▸ **Information provided**:
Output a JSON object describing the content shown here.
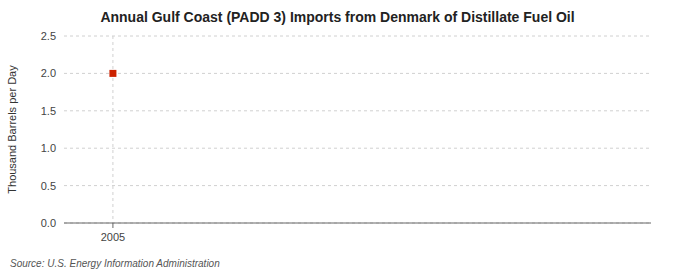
{
  "chart_data": {
    "type": "scatter",
    "title": "Annual Gulf Coast (PADD 3) Imports from Denmark of Distillate Fuel Oil",
    "ylabel": "Thousand Barrels per Day",
    "annotations": [
      "Source: U.S. Energy Information Administration"
    ],
    "x": [
      2005
    ],
    "values": [
      2.0
    ],
    "color": "#cc2200",
    "marker": "square",
    "xlim": [
      2004.2,
      2013.8
    ],
    "xticks": [
      2005
    ],
    "ylim": [
      0.0,
      2.5
    ],
    "yticks": [
      {
        "value": 0.0,
        "label": "0.0"
      },
      0.5,
      {
        "value": 1.0,
        "label": "1.0"
      },
      1.5,
      {
        "value": 2.0,
        "label": "2.0"
      },
      2.5
    ],
    "grid": true
  }
}
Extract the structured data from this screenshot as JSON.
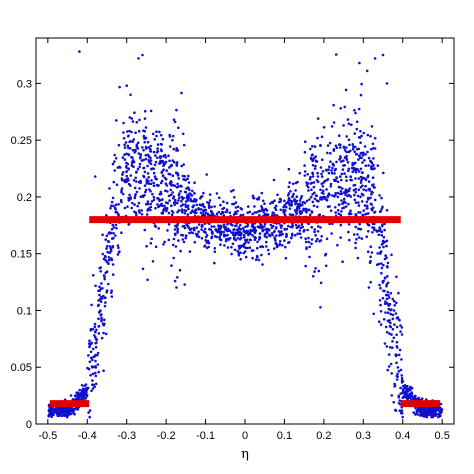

▸ **Your objective**:
Keep the pictures out of your copy, and repeat every entry above exactly.

▸ **Task output**:
Output a JSON object describing the content shown here.
{
  "chart_data": {
    "type": "scatter",
    "title": "Annual Gulf Coast (PADD 3) Imports from Denmark of Distillate Fuel Oil",
    "ylabel": "Thousand Barrels per Day",
    "annotations": [
      "Source: U.S. Energy Information Administration"
    ],
    "x": [
      2005
    ],
    "values": [
      2.0
    ],
    "color": "#cc2200",
    "marker": "square",
    "xlim": [
      2004.2,
      2013.8
    ],
    "xticks": [
      2005
    ],
    "ylim": [
      0.0,
      2.5
    ],
    "yticks": [
      {
        "value": 0.0,
        "label": "0.0"
      },
      0.5,
      {
        "value": 1.0,
        "label": "1.0"
      },
      1.5,
      {
        "value": 2.0,
        "label": "2.0"
      },
      2.5
    ],
    "grid": true
  }
}
Extract the structured data from this screenshot as JSON.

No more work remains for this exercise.